## Goal
Which lines hold the word "Ⅰ级推荐"? Copy each of them from the material.

## Stored rows

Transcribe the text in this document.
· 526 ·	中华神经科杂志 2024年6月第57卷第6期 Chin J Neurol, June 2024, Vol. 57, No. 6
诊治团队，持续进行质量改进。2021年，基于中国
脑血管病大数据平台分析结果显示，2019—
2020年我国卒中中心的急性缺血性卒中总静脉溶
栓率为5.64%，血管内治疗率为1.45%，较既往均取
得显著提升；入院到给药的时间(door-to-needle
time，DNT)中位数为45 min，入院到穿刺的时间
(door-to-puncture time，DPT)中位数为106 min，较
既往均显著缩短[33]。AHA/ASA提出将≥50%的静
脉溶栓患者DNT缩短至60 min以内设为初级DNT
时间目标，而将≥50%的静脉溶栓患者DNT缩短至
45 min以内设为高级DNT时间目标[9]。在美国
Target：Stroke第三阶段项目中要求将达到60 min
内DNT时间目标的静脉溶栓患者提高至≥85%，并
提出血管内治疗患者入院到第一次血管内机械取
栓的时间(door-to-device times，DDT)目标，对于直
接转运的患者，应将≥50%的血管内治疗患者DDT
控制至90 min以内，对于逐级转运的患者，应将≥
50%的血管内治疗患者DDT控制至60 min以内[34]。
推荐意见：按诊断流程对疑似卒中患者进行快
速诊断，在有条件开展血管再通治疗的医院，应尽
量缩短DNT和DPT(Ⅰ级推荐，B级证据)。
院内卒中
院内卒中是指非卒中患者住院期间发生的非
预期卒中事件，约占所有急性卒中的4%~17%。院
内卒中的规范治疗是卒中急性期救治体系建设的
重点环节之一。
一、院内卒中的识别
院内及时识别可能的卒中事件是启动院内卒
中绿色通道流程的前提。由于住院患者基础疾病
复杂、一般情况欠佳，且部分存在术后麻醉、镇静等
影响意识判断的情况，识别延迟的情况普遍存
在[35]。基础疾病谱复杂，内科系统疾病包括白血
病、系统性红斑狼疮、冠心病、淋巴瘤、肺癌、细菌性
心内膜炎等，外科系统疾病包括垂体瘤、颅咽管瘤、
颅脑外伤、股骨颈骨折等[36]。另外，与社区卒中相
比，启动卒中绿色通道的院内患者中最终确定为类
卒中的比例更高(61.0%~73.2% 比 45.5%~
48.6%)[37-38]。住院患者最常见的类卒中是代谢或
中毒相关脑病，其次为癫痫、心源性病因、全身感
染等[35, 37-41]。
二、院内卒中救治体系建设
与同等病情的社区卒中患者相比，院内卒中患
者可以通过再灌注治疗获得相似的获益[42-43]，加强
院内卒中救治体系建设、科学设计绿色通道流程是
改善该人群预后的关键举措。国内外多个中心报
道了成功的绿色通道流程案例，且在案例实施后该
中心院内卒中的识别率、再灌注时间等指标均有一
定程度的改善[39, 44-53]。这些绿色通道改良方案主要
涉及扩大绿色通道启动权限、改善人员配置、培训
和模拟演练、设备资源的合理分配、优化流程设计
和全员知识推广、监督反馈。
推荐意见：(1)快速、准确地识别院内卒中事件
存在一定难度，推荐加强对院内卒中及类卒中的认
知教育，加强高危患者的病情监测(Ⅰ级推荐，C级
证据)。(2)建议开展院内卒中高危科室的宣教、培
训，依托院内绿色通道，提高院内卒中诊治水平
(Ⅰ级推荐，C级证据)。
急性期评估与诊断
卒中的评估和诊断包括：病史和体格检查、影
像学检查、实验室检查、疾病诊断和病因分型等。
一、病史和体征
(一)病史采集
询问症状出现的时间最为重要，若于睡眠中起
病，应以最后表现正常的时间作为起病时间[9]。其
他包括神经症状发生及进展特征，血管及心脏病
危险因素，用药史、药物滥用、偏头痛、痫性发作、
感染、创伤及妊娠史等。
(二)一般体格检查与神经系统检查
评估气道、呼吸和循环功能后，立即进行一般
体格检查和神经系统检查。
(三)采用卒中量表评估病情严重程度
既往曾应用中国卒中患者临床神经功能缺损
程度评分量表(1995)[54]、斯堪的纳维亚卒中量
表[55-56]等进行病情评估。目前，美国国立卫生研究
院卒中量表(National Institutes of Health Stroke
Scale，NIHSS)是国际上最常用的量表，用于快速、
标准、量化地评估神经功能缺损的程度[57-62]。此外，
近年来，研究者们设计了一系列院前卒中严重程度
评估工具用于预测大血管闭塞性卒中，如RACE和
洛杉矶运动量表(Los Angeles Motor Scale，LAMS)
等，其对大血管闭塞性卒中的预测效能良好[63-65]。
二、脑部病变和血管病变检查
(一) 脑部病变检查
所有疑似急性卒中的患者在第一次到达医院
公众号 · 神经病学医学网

## Response to the task
量缩短DNT和DPT(Ⅰ级推荐，B级证据)。
知教育，加强高危患者的病情监测(Ⅰ级推荐，C级
(Ⅰ级推荐，C级证据)。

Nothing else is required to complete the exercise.